* BEGIN Given records *
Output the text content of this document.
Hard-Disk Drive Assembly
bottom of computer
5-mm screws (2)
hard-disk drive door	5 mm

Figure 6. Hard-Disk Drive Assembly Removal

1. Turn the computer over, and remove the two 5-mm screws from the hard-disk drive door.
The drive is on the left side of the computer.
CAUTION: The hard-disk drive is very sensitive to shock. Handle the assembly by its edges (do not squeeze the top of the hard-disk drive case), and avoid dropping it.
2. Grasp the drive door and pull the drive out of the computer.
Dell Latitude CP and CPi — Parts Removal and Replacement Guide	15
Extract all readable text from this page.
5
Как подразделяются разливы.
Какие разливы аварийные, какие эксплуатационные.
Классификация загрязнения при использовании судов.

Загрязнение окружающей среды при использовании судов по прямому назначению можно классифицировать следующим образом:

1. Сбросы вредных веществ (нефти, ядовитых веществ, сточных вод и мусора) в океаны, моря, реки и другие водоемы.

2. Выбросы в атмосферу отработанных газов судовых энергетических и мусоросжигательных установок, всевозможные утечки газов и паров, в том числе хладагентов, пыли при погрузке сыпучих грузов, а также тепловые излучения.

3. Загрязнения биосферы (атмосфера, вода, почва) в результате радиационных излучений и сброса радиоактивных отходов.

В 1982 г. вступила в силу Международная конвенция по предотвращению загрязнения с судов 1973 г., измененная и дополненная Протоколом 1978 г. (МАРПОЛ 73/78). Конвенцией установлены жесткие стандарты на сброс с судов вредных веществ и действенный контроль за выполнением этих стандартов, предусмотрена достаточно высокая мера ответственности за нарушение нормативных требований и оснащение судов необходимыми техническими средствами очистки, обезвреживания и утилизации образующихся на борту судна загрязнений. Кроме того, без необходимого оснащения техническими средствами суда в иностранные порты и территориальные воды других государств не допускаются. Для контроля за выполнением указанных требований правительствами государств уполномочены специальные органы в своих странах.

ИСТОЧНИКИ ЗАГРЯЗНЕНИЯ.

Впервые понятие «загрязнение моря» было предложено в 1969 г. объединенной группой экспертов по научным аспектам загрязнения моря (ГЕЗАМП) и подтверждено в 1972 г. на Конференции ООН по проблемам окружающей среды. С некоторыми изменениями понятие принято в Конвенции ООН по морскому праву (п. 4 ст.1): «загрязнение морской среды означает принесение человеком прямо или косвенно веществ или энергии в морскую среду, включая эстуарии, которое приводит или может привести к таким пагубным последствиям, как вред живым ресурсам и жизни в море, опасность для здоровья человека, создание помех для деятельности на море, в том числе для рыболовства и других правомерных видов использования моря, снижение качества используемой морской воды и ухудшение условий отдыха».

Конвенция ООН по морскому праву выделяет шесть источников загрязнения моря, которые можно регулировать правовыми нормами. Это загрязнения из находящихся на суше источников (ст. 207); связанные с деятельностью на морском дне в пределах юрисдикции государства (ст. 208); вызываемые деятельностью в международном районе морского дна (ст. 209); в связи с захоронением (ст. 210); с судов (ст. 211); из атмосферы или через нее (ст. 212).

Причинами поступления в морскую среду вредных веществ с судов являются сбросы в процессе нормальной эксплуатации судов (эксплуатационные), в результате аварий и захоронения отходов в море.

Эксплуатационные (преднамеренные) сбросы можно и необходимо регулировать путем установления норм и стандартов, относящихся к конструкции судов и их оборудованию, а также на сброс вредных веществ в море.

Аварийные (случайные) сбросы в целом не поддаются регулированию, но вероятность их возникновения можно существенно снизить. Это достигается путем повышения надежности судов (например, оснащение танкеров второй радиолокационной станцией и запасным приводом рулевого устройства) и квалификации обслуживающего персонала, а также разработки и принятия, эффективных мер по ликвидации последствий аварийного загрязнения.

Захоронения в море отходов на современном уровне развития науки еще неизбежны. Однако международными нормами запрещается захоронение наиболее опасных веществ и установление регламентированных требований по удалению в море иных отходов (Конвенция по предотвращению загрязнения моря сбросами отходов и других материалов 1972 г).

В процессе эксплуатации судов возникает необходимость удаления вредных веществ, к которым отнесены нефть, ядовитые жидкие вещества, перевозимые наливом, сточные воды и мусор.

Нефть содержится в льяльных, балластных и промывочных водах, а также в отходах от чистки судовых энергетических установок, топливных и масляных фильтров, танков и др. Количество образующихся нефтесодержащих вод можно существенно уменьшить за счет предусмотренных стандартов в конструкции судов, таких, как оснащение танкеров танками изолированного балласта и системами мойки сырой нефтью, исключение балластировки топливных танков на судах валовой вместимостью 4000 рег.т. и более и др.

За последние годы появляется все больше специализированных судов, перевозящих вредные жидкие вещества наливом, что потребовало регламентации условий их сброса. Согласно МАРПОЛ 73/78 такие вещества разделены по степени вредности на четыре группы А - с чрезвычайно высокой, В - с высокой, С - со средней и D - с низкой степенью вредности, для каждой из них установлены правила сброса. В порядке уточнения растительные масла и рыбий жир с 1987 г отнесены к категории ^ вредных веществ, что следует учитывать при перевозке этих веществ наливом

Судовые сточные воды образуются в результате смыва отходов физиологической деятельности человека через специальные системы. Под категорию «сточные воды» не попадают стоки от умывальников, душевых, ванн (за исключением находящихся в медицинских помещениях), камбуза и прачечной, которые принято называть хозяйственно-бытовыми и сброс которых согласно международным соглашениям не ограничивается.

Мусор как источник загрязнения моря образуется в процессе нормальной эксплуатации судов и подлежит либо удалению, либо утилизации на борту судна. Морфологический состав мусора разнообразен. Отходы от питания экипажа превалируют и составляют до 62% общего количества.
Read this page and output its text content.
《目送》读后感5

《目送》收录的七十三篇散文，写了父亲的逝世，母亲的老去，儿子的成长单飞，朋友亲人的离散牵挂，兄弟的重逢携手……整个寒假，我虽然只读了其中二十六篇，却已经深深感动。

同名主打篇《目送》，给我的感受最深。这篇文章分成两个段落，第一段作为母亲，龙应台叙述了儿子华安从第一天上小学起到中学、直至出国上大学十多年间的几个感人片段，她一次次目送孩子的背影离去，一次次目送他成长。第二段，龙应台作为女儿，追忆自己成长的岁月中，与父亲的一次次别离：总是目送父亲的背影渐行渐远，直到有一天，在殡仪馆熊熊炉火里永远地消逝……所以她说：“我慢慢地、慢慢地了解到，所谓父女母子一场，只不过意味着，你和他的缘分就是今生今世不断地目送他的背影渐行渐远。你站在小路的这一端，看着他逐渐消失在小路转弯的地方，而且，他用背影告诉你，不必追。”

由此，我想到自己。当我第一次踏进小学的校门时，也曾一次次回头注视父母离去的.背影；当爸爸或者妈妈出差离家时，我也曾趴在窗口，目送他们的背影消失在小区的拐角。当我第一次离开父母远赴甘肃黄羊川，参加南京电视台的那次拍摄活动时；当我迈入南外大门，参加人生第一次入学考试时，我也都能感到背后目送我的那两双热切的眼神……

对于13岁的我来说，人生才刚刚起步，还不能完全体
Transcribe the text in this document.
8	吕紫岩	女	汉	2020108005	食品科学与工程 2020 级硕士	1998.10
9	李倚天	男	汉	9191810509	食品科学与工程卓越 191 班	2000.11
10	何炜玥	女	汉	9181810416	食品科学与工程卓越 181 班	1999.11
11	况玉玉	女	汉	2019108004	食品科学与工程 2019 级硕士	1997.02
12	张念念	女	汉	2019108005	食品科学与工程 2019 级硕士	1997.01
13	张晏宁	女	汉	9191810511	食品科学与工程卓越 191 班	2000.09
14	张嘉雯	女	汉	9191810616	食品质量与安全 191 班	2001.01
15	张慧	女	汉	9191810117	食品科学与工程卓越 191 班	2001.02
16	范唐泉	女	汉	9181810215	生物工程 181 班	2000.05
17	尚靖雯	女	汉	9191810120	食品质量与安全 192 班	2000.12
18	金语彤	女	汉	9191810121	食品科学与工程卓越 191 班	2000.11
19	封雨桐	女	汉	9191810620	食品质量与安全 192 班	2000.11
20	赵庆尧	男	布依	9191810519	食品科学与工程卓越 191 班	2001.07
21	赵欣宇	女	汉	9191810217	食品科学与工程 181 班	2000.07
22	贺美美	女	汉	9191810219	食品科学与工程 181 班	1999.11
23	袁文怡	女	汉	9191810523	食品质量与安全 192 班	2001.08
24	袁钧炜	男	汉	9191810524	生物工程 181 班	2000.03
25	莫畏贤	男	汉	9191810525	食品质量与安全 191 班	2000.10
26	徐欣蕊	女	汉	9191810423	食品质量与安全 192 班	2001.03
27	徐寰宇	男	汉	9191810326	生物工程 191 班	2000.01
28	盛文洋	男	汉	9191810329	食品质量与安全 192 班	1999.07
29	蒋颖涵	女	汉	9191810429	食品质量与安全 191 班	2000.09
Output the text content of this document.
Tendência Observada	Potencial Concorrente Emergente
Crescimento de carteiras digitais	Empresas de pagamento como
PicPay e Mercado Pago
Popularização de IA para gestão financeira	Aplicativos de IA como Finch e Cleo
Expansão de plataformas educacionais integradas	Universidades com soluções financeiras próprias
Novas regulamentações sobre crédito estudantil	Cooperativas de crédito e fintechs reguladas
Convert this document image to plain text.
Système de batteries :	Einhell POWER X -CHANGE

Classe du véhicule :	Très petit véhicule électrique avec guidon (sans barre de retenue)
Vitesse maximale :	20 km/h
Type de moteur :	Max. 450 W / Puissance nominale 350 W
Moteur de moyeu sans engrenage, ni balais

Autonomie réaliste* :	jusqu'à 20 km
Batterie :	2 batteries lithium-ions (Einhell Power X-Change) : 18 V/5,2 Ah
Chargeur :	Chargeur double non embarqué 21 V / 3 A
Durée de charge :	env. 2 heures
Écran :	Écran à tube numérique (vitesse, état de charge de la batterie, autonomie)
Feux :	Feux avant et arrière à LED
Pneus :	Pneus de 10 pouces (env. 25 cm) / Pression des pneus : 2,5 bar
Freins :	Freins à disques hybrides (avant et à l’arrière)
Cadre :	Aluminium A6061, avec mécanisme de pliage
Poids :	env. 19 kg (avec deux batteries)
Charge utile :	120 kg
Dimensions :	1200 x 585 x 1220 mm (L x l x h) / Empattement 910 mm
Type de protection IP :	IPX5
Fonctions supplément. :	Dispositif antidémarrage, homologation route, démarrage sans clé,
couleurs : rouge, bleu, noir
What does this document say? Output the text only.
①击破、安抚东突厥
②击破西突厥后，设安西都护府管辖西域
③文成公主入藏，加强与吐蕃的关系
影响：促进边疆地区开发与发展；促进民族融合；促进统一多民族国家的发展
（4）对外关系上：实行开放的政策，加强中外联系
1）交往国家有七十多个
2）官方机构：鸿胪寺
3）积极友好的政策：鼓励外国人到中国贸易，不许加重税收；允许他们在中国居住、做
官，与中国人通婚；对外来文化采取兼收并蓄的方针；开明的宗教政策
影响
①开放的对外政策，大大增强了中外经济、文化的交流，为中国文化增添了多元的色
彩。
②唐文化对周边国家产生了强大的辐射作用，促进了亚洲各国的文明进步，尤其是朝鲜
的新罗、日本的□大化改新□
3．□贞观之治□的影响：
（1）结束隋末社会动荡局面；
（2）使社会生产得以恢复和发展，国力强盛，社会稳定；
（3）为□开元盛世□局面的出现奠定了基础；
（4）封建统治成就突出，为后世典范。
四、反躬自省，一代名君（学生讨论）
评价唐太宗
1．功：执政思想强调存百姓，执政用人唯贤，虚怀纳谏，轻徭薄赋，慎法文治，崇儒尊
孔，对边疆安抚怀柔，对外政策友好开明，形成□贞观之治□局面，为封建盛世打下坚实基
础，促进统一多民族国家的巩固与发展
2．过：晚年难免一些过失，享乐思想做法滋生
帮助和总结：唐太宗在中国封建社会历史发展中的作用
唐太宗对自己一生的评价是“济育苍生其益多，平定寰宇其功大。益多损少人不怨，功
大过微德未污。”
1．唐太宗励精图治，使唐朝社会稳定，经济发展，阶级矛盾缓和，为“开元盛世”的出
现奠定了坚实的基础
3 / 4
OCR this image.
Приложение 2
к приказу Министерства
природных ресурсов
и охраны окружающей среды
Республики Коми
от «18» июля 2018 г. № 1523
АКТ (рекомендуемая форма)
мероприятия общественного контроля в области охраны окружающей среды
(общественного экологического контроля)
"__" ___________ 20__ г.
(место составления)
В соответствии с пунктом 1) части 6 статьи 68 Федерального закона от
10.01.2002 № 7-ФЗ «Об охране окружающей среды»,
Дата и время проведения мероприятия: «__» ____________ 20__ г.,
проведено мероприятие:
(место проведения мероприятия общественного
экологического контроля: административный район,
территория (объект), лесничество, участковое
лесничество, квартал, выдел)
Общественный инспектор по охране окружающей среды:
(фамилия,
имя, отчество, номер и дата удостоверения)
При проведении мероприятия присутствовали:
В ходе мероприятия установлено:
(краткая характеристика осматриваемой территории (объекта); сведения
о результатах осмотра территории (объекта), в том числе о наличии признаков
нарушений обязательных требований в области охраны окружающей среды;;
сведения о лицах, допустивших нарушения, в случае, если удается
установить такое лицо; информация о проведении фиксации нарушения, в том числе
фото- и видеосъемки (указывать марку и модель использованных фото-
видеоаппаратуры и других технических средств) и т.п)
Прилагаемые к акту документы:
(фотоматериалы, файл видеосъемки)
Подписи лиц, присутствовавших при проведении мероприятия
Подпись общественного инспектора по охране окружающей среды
* END Given records *
Every line in the data above that contains "生物工程" needs to be copied.

16	范唐泉	女	汉	9181810215	生物工程 181 班	2000.05
24	袁钧炜	男	汉	9191810524	生物工程 181 班	2000.03
27	徐寰宇	男	汉	9191810326	生物工程 191 班	2000.01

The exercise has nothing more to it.